--- START ---

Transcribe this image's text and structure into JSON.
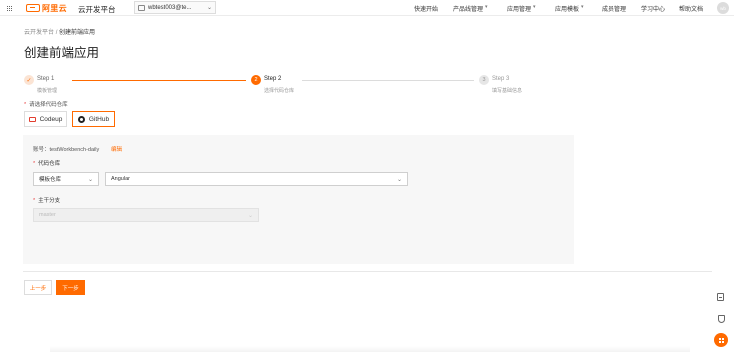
{
  "header": {
    "logo_text": "阿里云",
    "platform_name": "云开发平台",
    "workspace": "wbtest003@te...",
    "nav": [
      {
        "label": "快速开始",
        "dropdown": false
      },
      {
        "label": "产品线管理",
        "dropdown": true
      },
      {
        "label": "应用管理",
        "dropdown": true
      },
      {
        "label": "应用模板",
        "dropdown": true
      },
      {
        "label": "成员管理",
        "dropdown": false
      },
      {
        "label": "学习中心",
        "dropdown": false
      },
      {
        "label": "帮助文档",
        "dropdown": false
      }
    ],
    "avatar_text": "wb"
  },
  "breadcrumb": {
    "root": "云开发平台",
    "separator": "/",
    "current": "创建前端应用"
  },
  "page_title": "创建前端应用",
  "steps": [
    {
      "name": "Step 1",
      "desc": "模板管理",
      "status": "done"
    },
    {
      "name": "Step 2",
      "desc": "选择代码仓库",
      "status": "current",
      "number": "2"
    },
    {
      "name": "Step 3",
      "desc": "填写基础信息",
      "status": "pending",
      "number": "3"
    }
  ],
  "source": {
    "label": "请选择代码仓库",
    "options": [
      {
        "label": "Codeup",
        "icon": "codeup-icon",
        "selected": false
      },
      {
        "label": "GitHub",
        "icon": "github-icon",
        "selected": true
      }
    ]
  },
  "panel": {
    "account_label": "账号：",
    "account_value": "testWorkbench-daily",
    "edit_label": "编辑",
    "repo_label": "代码仓库",
    "repo_type": "模板仓库",
    "repo_name": "Angular",
    "branch_label": "主干分支",
    "branch_value": "master"
  },
  "footer": {
    "prev_label": "上一步",
    "next_label": "下一步"
  },
  "colors": {
    "accent": "#ff6a00",
    "required": "#e83e3e"
  }
}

--- END ---

Locate the string "status" in the listing above and copy every line where it occurs.

Answer for the task =
      "status": "done"
      "status": "current",
      "status": "pending",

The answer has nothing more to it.